-- START OF RECORD SET --

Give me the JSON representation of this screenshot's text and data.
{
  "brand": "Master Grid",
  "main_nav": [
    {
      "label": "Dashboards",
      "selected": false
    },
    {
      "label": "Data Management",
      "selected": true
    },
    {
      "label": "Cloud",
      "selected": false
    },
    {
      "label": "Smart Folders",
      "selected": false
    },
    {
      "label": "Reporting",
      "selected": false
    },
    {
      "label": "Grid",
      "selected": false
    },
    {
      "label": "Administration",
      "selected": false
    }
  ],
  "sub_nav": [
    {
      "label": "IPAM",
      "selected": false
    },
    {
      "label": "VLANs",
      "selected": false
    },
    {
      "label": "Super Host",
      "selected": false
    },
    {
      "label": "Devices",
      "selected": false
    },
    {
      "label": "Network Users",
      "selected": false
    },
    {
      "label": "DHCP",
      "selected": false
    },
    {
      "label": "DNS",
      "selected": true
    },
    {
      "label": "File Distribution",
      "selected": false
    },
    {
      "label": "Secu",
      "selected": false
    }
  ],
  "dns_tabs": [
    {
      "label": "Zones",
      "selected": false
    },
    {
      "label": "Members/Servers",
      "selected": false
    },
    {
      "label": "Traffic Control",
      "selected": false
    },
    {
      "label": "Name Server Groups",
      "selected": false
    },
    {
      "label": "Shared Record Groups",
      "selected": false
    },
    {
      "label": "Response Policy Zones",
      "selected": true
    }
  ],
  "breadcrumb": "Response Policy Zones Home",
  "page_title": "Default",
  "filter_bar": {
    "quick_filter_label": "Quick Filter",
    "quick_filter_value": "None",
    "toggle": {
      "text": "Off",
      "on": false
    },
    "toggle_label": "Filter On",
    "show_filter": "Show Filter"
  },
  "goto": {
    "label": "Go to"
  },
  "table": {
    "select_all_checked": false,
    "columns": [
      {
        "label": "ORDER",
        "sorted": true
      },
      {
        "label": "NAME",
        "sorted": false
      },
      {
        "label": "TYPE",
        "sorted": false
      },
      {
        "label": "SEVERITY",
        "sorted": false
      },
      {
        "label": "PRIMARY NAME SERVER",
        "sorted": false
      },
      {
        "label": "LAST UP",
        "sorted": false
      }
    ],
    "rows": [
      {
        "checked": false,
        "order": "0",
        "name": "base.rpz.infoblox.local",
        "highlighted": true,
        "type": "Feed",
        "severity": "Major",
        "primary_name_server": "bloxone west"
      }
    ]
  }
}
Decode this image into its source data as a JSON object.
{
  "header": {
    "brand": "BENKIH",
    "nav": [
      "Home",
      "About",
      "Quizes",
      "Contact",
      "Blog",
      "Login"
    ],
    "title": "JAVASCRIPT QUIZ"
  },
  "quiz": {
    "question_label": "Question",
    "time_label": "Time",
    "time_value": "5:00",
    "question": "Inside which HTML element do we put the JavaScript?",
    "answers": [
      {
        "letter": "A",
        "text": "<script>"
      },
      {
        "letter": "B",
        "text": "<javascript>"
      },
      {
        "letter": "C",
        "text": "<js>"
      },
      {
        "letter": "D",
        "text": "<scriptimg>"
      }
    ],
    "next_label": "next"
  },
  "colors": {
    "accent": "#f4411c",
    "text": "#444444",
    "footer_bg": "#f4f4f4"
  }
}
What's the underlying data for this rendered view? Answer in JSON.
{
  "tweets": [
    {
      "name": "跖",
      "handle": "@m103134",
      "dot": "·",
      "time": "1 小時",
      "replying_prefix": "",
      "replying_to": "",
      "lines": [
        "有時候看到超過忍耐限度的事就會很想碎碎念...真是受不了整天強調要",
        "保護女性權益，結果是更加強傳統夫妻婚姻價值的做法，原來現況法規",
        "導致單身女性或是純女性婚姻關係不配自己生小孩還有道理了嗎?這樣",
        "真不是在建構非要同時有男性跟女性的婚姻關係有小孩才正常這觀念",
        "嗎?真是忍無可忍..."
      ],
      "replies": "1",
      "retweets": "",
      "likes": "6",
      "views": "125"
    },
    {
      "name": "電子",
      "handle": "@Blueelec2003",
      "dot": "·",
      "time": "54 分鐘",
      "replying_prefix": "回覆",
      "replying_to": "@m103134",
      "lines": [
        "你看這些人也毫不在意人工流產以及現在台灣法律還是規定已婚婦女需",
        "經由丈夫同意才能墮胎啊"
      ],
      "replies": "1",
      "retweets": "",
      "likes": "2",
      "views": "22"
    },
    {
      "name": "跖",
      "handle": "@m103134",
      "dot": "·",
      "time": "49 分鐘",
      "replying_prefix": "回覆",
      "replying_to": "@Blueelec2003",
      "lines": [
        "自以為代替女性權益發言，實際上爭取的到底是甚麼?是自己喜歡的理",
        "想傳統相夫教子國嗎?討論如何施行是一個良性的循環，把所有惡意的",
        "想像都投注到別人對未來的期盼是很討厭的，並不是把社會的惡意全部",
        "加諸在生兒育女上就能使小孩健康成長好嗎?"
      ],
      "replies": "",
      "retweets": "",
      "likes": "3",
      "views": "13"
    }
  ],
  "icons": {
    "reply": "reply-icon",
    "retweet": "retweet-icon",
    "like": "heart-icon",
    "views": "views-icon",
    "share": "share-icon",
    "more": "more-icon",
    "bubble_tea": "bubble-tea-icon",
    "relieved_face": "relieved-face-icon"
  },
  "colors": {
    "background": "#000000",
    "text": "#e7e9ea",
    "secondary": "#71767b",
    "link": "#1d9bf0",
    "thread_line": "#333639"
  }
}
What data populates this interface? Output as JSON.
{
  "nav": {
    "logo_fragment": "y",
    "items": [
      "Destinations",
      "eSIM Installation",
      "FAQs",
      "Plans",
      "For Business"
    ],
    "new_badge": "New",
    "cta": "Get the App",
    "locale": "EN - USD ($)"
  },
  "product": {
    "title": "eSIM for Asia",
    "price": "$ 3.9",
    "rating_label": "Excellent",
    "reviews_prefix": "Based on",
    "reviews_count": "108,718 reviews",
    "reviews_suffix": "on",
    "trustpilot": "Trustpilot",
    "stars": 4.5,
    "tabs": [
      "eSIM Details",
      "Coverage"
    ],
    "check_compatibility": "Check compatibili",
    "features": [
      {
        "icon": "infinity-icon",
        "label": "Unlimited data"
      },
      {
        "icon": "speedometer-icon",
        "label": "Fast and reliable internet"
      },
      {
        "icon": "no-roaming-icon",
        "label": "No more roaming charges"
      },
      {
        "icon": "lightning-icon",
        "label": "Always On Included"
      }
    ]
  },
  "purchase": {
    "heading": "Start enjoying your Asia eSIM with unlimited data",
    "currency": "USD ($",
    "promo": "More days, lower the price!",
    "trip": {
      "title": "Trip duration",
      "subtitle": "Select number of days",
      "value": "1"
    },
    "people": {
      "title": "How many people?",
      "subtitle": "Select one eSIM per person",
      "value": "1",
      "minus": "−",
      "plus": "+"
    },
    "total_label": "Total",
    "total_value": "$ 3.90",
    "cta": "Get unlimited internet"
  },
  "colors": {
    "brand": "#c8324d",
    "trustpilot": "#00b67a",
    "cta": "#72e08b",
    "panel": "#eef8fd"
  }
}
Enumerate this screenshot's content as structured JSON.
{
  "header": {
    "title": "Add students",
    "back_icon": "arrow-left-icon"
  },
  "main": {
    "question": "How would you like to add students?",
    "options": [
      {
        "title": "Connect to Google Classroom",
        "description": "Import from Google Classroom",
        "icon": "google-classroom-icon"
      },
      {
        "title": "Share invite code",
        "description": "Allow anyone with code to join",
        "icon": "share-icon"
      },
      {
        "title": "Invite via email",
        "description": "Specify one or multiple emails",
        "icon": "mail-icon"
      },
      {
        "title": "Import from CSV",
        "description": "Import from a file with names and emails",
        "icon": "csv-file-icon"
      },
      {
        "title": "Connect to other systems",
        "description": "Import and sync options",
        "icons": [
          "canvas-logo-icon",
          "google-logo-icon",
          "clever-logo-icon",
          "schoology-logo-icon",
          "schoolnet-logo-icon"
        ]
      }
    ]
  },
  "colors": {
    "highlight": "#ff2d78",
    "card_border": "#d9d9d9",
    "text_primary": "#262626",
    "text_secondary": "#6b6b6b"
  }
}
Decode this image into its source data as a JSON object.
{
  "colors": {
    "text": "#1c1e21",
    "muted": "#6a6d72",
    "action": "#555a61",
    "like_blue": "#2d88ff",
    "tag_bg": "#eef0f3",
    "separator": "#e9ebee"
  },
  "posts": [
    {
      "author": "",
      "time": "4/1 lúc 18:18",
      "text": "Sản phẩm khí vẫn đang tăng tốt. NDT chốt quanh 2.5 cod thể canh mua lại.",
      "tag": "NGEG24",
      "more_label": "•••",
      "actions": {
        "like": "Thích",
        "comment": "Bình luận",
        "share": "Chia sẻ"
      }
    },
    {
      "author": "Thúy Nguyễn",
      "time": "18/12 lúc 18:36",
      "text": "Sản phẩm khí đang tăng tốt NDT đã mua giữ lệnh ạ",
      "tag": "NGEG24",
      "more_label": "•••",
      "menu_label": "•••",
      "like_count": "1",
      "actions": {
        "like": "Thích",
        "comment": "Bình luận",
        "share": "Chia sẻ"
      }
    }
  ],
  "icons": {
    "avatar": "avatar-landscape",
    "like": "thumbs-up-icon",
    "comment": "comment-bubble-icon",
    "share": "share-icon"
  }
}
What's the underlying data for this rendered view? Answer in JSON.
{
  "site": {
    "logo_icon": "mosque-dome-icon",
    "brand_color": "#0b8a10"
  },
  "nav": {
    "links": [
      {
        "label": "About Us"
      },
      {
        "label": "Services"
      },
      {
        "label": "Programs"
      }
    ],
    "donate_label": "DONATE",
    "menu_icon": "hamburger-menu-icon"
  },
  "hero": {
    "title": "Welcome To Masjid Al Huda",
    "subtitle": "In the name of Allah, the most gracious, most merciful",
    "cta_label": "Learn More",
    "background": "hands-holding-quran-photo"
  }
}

-- END OF RECORD SET --

YOUR TASK: Report each line in the data that holds the word "đang".

ANSWER TO THE TASK:
      "text": "Sản phẩm khí vẫn đang tăng tốt. NDT chốt quanh 2.5 cod thể canh mua lại.",
      "text": "Sản phẩm khí đang tăng tốt NDT đã mua giữ lệnh ạ",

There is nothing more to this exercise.